##### DATA SHOWN
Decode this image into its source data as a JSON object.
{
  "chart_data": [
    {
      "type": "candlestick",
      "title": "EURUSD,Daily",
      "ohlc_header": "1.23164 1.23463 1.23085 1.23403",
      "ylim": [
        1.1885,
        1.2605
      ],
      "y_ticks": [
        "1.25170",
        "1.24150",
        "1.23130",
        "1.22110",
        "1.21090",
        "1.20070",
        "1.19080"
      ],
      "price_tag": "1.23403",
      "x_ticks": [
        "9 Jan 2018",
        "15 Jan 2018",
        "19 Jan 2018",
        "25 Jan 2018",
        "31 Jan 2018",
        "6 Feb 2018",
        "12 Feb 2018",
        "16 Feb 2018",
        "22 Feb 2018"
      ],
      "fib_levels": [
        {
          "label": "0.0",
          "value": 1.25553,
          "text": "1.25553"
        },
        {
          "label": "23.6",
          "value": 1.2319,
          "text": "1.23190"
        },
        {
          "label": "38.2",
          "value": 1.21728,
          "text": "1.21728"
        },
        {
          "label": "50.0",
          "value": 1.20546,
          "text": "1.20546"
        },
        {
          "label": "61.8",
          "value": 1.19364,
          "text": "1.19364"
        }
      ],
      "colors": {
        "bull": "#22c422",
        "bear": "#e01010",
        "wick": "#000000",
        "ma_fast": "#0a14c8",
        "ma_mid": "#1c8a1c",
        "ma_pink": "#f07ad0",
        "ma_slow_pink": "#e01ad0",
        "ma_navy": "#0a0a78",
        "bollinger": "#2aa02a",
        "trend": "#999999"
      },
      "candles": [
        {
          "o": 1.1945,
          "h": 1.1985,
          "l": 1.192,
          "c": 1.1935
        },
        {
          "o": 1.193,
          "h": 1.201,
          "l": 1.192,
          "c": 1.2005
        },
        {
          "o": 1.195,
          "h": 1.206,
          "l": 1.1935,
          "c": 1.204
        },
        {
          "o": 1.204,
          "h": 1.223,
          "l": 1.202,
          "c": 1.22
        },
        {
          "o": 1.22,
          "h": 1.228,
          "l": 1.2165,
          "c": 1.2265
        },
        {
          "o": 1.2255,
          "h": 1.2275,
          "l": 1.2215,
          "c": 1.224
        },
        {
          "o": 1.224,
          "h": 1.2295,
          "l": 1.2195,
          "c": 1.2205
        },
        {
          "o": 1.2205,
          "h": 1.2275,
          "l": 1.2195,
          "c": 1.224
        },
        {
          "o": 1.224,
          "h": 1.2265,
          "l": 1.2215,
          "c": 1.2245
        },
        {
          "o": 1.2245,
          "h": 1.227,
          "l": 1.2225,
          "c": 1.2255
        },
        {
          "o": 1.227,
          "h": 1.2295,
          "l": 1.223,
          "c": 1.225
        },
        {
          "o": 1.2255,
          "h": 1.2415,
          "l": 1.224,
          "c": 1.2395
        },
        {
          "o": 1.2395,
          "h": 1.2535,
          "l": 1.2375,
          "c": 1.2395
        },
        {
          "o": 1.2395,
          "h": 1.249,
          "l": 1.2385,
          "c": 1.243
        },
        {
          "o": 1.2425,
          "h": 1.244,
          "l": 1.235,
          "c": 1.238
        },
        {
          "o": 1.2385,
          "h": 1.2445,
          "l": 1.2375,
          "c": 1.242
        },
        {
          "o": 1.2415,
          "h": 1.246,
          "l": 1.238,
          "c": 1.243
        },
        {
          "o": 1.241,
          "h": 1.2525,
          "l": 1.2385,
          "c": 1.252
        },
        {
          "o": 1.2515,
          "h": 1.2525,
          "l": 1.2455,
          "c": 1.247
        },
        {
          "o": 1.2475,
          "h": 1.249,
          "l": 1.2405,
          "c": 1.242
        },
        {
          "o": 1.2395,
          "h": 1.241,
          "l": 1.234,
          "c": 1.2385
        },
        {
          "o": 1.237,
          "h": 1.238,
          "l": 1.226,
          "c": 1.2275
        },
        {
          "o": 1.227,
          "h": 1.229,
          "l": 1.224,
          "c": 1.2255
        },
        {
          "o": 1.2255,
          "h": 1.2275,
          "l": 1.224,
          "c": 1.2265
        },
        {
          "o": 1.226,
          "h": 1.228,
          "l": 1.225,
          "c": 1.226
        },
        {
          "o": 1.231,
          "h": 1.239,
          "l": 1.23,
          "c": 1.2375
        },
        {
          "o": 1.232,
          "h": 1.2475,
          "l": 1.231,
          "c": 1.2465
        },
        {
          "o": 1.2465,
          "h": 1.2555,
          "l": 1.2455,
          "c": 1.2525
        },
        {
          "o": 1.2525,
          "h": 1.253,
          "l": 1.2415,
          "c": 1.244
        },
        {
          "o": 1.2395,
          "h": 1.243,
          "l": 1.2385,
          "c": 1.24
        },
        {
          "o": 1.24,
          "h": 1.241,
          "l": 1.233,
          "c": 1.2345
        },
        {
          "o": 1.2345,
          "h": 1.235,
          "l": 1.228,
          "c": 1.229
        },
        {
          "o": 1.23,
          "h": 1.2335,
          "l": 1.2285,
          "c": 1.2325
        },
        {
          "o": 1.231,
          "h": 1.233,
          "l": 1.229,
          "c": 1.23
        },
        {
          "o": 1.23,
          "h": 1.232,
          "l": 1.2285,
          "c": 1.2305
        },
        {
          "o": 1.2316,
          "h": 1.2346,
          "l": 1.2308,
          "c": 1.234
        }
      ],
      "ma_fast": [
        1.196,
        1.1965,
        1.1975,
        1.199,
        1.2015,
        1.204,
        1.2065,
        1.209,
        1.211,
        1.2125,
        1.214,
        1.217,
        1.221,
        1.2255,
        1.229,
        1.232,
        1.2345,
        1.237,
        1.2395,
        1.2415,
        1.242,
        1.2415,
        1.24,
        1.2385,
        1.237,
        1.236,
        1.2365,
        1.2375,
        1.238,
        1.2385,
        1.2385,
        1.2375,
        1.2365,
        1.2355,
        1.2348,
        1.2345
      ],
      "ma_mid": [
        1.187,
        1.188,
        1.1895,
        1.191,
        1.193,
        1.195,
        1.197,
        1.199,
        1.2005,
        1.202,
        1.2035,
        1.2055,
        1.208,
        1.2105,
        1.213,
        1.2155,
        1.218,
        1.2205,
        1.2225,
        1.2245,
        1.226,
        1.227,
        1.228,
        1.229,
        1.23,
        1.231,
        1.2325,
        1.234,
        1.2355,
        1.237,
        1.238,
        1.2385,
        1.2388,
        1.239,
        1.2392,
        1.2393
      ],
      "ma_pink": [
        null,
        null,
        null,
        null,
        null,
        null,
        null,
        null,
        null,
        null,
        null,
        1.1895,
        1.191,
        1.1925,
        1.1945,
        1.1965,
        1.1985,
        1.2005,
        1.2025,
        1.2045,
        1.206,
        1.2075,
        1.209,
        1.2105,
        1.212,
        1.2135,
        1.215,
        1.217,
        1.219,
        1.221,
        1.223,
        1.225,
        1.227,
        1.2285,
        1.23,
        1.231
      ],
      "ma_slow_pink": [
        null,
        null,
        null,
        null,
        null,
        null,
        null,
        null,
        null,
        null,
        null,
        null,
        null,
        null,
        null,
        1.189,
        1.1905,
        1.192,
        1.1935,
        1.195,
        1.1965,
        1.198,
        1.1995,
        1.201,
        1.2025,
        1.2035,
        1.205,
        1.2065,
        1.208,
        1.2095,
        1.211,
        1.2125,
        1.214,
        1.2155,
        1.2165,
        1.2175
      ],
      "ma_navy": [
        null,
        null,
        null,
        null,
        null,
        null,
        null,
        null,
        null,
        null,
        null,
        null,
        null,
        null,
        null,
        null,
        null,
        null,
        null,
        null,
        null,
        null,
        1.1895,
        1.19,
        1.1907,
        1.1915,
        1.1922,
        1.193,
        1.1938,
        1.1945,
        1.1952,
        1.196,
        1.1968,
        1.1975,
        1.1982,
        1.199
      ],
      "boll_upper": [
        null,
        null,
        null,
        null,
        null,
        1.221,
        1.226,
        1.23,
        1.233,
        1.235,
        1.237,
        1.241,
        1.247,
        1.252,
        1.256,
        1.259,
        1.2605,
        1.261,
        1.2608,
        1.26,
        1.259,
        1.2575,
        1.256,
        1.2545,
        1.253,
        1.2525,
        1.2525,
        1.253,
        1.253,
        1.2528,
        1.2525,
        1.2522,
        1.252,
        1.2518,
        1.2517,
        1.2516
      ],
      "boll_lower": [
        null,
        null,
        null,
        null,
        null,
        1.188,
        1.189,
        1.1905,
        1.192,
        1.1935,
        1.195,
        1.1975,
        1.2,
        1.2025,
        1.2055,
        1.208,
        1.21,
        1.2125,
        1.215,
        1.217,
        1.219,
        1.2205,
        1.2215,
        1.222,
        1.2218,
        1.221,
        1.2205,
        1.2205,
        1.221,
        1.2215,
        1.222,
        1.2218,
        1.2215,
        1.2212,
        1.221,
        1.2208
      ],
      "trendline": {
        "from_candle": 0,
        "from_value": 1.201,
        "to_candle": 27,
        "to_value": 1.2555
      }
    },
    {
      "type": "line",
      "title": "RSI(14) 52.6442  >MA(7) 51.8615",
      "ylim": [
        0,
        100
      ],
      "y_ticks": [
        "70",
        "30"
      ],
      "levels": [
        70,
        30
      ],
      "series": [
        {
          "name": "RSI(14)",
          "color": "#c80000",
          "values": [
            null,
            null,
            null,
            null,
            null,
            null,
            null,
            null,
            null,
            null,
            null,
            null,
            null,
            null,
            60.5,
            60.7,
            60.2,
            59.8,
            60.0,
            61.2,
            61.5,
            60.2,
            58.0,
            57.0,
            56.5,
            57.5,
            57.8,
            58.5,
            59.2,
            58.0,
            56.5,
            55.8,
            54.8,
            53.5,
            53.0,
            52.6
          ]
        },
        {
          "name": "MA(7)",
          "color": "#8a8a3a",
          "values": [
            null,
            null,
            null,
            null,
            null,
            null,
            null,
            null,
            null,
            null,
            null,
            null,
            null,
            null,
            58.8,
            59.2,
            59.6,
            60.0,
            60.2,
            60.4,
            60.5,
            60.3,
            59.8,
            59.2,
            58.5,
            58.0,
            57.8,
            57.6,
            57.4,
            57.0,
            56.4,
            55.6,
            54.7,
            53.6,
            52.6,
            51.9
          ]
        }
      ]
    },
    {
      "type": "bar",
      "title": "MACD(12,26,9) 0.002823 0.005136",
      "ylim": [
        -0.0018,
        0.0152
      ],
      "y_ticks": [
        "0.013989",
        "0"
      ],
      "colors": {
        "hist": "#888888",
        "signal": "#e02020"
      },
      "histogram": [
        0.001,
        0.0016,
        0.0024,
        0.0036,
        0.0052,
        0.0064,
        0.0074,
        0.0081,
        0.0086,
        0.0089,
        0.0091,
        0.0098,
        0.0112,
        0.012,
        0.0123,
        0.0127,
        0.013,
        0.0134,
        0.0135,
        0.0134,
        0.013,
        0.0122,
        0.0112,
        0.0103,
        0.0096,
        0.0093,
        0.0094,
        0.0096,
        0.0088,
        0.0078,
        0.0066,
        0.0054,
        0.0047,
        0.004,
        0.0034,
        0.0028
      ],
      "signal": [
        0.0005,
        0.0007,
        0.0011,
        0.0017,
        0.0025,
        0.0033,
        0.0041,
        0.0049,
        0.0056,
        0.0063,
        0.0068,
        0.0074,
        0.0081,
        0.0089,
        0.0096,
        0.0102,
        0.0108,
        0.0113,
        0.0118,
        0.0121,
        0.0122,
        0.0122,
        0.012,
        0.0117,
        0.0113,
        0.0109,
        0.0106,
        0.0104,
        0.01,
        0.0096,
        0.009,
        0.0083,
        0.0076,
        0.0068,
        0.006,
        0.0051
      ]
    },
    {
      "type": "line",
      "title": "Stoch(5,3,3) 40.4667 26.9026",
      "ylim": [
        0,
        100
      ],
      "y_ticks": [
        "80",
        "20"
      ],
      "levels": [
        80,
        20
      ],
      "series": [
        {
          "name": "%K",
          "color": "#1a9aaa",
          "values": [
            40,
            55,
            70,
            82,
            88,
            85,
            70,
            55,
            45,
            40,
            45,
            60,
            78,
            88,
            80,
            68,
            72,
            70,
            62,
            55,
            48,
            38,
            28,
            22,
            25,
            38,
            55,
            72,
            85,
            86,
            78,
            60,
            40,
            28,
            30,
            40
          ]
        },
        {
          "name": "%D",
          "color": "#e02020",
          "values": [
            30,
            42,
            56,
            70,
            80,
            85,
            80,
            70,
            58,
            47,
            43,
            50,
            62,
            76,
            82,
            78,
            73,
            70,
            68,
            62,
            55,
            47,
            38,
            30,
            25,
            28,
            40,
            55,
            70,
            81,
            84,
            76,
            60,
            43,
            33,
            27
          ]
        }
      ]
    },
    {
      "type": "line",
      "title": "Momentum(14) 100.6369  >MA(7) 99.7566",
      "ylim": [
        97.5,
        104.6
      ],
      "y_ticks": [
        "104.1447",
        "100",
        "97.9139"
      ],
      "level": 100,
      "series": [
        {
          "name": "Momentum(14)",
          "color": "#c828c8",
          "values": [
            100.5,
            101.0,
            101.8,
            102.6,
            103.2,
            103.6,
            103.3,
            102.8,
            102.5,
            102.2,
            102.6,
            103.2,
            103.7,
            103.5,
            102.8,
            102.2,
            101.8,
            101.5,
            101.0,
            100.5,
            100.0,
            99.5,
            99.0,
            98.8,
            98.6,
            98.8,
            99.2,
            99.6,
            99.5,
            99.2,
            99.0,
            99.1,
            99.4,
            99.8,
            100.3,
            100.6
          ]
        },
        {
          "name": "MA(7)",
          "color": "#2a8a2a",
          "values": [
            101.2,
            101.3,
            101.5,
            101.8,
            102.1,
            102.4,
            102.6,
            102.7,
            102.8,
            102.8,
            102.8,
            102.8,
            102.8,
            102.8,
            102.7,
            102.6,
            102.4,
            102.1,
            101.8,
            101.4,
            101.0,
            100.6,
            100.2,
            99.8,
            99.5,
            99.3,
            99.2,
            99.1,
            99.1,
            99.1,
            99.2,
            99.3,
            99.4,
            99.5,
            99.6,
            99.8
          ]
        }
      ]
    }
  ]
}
##########
WHAT THE EXERCISE ASKS -
Tally the lines of the data that hold the string "name". Answer with the number and nothing more.

ANSWER TO THIS TASK -
6